[Figure contents as structured data]
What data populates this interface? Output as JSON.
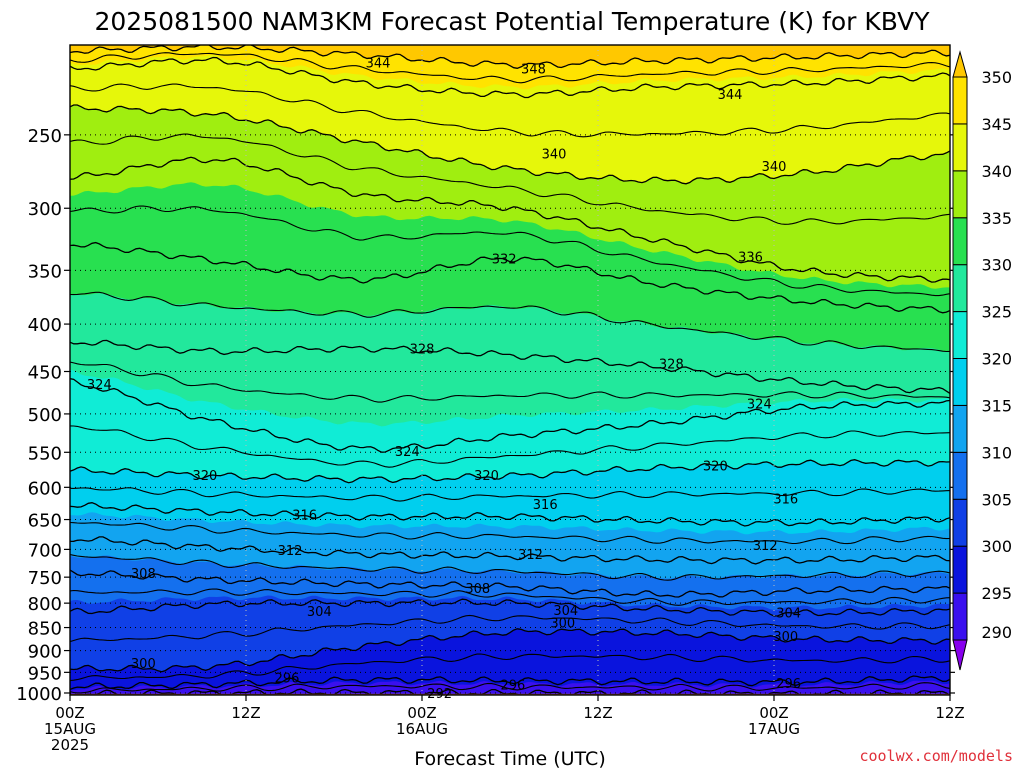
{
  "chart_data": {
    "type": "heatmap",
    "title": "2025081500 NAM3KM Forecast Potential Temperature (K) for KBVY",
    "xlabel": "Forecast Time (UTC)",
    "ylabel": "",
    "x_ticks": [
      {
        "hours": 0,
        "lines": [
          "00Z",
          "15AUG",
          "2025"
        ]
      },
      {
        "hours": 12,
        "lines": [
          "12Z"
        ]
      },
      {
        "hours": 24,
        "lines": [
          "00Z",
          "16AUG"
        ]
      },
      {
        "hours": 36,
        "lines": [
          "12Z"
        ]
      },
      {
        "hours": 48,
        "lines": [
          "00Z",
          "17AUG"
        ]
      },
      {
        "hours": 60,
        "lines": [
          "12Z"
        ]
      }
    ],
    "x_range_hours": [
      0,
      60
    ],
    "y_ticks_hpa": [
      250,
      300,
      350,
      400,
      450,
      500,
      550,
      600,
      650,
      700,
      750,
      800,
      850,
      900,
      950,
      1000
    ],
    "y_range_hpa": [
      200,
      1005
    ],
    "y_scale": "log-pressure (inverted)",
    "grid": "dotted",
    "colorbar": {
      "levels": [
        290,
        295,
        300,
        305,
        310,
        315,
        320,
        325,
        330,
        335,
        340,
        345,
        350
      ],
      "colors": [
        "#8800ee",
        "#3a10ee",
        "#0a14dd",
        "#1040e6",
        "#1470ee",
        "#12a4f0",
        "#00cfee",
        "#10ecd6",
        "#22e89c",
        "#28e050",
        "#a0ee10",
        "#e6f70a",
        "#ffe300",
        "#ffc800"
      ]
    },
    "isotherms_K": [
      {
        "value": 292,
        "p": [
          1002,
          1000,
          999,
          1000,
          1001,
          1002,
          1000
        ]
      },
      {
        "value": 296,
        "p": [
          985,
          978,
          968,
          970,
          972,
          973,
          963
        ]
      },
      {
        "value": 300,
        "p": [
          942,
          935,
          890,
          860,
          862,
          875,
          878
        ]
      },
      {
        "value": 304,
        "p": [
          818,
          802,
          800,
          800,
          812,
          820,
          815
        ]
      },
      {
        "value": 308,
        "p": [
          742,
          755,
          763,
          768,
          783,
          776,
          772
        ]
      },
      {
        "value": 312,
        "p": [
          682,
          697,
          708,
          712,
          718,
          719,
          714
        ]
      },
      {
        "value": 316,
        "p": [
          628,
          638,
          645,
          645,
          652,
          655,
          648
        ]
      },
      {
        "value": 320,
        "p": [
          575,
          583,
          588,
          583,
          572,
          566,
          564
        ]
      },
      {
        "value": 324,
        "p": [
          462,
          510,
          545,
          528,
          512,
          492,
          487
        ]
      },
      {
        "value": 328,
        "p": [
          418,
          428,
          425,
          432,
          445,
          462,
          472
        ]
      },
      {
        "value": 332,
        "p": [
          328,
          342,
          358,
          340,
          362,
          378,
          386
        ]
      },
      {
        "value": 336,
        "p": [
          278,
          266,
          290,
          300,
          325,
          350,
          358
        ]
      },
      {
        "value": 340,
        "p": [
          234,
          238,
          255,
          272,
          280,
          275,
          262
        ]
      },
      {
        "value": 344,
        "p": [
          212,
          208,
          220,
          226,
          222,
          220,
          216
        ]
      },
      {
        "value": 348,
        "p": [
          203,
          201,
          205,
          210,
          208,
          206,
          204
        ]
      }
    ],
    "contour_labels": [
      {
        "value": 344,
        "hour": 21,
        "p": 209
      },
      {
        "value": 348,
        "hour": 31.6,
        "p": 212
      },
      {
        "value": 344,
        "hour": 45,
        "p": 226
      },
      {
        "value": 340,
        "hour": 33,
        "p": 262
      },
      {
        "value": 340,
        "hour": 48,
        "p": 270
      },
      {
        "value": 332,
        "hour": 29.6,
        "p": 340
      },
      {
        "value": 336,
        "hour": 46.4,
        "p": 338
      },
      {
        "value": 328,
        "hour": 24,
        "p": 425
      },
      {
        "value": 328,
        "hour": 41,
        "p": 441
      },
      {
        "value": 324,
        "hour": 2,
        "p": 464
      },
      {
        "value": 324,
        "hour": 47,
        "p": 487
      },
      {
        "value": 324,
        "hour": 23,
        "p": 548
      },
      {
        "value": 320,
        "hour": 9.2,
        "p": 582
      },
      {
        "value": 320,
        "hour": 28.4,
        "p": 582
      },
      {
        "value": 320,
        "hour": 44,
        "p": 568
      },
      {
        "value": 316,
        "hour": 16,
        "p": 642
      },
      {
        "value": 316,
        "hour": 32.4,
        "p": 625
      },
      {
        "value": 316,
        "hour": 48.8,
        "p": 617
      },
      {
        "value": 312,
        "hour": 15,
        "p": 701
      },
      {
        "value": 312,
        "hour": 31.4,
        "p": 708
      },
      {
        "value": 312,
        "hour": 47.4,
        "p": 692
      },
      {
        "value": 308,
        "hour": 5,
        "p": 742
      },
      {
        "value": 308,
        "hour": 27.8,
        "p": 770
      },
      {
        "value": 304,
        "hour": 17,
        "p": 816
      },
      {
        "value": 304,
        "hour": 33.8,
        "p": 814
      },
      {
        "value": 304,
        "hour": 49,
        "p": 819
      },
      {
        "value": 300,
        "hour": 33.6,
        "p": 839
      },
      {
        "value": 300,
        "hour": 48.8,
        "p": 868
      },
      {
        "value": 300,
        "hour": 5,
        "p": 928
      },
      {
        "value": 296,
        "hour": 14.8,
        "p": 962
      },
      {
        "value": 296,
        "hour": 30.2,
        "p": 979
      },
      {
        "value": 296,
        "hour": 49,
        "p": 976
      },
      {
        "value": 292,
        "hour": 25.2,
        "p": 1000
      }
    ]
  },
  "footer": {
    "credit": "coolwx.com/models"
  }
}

Goal.
Copy the listing exactly. Any image in it stays out of the copy.

Full response.
What data populates this interface? Output as JSON.
{
  "chart_data": {
    "type": "heatmap",
    "title": "2025081500 NAM3KM Forecast Potential Temperature (K) for KBVY",
    "xlabel": "Forecast Time (UTC)",
    "ylabel": "",
    "x_ticks": [
      {
        "hours": 0,
        "lines": [
          "00Z",
          "15AUG",
          "2025"
        ]
      },
      {
        "hours": 12,
        "lines": [
          "12Z"
        ]
      },
      {
        "hours": 24,
        "lines": [
          "00Z",
          "16AUG"
        ]
      },
      {
        "hours": 36,
        "lines": [
          "12Z"
        ]
      },
      {
        "hours": 48,
        "lines": [
          "00Z",
          "17AUG"
        ]
      },
      {
        "hours": 60,
        "lines": [
          "12Z"
        ]
      }
    ],
    "x_range_hours": [
      0,
      60
    ],
    "y_ticks_hpa": [
      250,
      300,
      350,
      400,
      450,
      500,
      550,
      600,
      650,
      700,
      750,
      800,
      850,
      900,
      950,
      1000
    ],
    "y_range_hpa": [
      200,
      1005
    ],
    "y_scale": "log-pressure (inverted)",
    "grid": "dotted",
    "colorbar": {
      "levels": [
        290,
        295,
        300,
        305,
        310,
        315,
        320,
        325,
        330,
        335,
        340,
        345,
        350
      ],
      "colors": [
        "#8800ee",
        "#3a10ee",
        "#0a14dd",
        "#1040e6",
        "#1470ee",
        "#12a4f0",
        "#00cfee",
        "#10ecd6",
        "#22e89c",
        "#28e050",
        "#a0ee10",
        "#e6f70a",
        "#ffe300",
        "#ffc800"
      ]
    },
    "isotherms_K": [
      {
        "value": 292,
        "p": [
          1002,
          1000,
          999,
          1000,
          1001,
          1002,
          1000
        ]
      },
      {
        "value": 296,
        "p": [
          985,
          978,
          968,
          970,
          972,
          973,
          963
        ]
      },
      {
        "value": 300,
        "p": [
          942,
          935,
          890,
          860,
          862,
          875,
          878
        ]
      },
      {
        "value": 304,
        "p": [
          818,
          802,
          800,
          800,
          812,
          820,
          815
        ]
      },
      {
        "value": 308,
        "p": [
          742,
          755,
          763,
          768,
          783,
          776,
          772
        ]
      },
      {
        "value": 312,
        "p": [
          682,
          697,
          708,
          712,
          718,
          719,
          714
        ]
      },
      {
        "value": 316,
        "p": [
          628,
          638,
          645,
          645,
          652,
          655,
          648
        ]
      },
      {
        "value": 320,
        "p": [
          575,
          583,
          588,
          583,
          572,
          566,
          564
        ]
      },
      {
        "value": 324,
        "p": [
          462,
          510,
          545,
          528,
          512,
          492,
          487
        ]
      },
      {
        "value": 328,
        "p": [
          418,
          428,
          425,
          432,
          445,
          462,
          472
        ]
      },
      {
        "value": 332,
        "p": [
          328,
          342,
          358,
          340,
          362,
          378,
          386
        ]
      },
      {
        "value": 336,
        "p": [
          278,
          266,
          290,
          300,
          325,
          350,
          358
        ]
      },
      {
        "value": 340,
        "p": [
          234,
          238,
          255,
          272,
          280,
          275,
          262
        ]
      },
      {
        "value": 344,
        "p": [
          212,
          208,
          220,
          226,
          222,
          220,
          216
        ]
      },
      {
        "value": 348,
        "p": [
          203,
          201,
          205,
          210,
          208,
          206,
          204
        ]
      }
    ],
    "contour_labels": [
      {
        "value": 344,
        "hour": 21,
        "p": 209
      },
      {
        "value": 348,
        "hour": 31.6,
        "p": 212
      },
      {
        "value": 344,
        "hour": 45,
        "p": 226
      },
      {
        "value": 340,
        "hour": 33,
        "p": 262
      },
      {
        "value": 340,
        "hour": 48,
        "p": 270
      },
      {
        "value": 332,
        "hour": 29.6,
        "p": 340
      },
      {
        "value": 336,
        "hour": 46.4,
        "p": 338
      },
      {
        "value": 328,
        "hour": 24,
        "p": 425
      },
      {
        "value": 328,
        "hour": 41,
        "p": 441
      },
      {
        "value": 324,
        "hour": 2,
        "p": 464
      },
      {
        "value": 324,
        "hour": 47,
        "p": 487
      },
      {
        "value": 324,
        "hour": 23,
        "p": 548
      },
      {
        "value": 320,
        "hour": 9.2,
        "p": 582
      },
      {
        "value": 320,
        "hour": 28.4,
        "p": 582
      },
      {
        "value": 320,
        "hour": 44,
        "p": 568
      },
      {
        "value": 316,
        "hour": 16,
        "p": 642
      },
      {
        "value": 316,
        "hour": 32.4,
        "p": 625
      },
      {
        "value": 316,
        "hour": 48.8,
        "p": 617
      },
      {
        "value": 312,
        "hour": 15,
        "p": 701
      },
      {
        "value": 312,
        "hour": 31.4,
        "p": 708
      },
      {
        "value": 312,
        "hour": 47.4,
        "p": 692
      },
      {
        "value": 308,
        "hour": 5,
        "p": 742
      },
      {
        "value": 308,
        "hour": 27.8,
        "p": 770
      },
      {
        "value": 304,
        "hour": 17,
        "p": 816
      },
      {
        "value": 304,
        "hour": 33.8,
        "p": 814
      },
      {
        "value": 304,
        "hour": 49,
        "p": 819
      },
      {
        "value": 300,
        "hour": 33.6,
        "p": 839
      },
      {
        "value": 300,
        "hour": 48.8,
        "p": 868
      },
      {
        "value": 300,
        "hour": 5,
        "p": 928
      },
      {
        "value": 296,
        "hour": 14.8,
        "p": 962
      },
      {
        "value": 296,
        "hour": 30.2,
        "p": 979
      },
      {
        "value": 296,
        "hour": 49,
        "p": 976
      },
      {
        "value": 292,
        "hour": 25.2,
        "p": 1000
      }
    ]
  },
  "footer": {
    "credit": "coolwx.com/models"
  }
}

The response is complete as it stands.